What you are asked to do - Every entry must be echoed exactly.
(begin)
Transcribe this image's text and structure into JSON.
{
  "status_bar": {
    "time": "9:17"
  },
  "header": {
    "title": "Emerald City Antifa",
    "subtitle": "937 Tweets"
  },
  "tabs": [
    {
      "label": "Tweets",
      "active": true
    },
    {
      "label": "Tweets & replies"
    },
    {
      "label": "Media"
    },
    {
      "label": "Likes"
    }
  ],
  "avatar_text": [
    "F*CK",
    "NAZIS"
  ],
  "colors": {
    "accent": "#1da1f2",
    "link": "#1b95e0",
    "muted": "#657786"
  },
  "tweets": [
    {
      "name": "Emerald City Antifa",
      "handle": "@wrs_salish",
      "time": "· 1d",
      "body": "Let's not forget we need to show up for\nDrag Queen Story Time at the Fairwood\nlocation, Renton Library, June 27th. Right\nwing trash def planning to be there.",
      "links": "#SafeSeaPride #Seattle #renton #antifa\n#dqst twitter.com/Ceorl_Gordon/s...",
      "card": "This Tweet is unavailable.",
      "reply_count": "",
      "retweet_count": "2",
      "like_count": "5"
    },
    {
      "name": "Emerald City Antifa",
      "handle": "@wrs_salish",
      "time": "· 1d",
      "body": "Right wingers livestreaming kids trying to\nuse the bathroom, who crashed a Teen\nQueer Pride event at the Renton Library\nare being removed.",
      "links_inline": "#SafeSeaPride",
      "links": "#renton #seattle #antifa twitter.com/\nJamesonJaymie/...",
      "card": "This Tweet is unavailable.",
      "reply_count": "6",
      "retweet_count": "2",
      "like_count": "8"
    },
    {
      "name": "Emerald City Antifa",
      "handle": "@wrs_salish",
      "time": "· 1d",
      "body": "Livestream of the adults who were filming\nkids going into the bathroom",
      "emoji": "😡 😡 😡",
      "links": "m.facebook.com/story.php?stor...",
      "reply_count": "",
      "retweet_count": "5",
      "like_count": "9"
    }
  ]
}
(end)
Result -
Transcribe this image's text and structure into JSON.
{
  "status_bar": {
    "time": "9:17"
  },
  "header": {
    "title": "Emerald City Antifa",
    "subtitle": "937 Tweets"
  },
  "tabs": [
    {
      "label": "Tweets",
      "active": true
    },
    {
      "label": "Tweets & replies"
    },
    {
      "label": "Media"
    },
    {
      "label": "Likes"
    }
  ],
  "avatar_text": [
    "F*CK",
    "NAZIS"
  ],
  "colors": {
    "accent": "#1da1f2",
    "link": "#1b95e0",
    "muted": "#657786"
  },
  "tweets": [
    {
      "name": "Emerald City Antifa",
      "handle": "@wrs_salish",
      "time": "· 1d",
      "body": "Let's not forget we need to show up for\nDrag Queen Story Time at the Fairwood\nlocation, Renton Library, June 27th. Right\nwing trash def planning to be there.",
      "links": "#SafeSeaPride #Seattle #renton #antifa\n#dqst twitter.com/Ceorl_Gordon/s...",
      "card": "This Tweet is unavailable.",
      "reply_count": "",
      "retweet_count": "2",
      "like_count": "5"
    },
    {
      "name": "Emerald City Antifa",
      "handle": "@wrs_salish",
      "time": "· 1d",
      "body": "Right wingers livestreaming kids trying to\nuse the bathroom, who crashed a Teen\nQueer Pride event at the Renton Library\nare being removed.",
      "links_inline": "#SafeSeaPride",
      "links": "#renton #seattle #antifa twitter.com/\nJamesonJaymie/...",
      "card": "This Tweet is unavailable.",
      "reply_count": "6",
      "retweet_count": "2",
      "like_count": "8"
    },
    {
      "name": "Emerald City Antifa",
      "handle": "@wrs_salish",
      "time": "· 1d",
      "body": "Livestream of the adults who were filming\nkids going into the bathroom",
      "emoji": "😡 😡 😡",
      "links": "m.facebook.com/story.php?stor...",
      "reply_count": "",
      "retweet_count": "5",
      "like_count": "9"
    }
  ]
}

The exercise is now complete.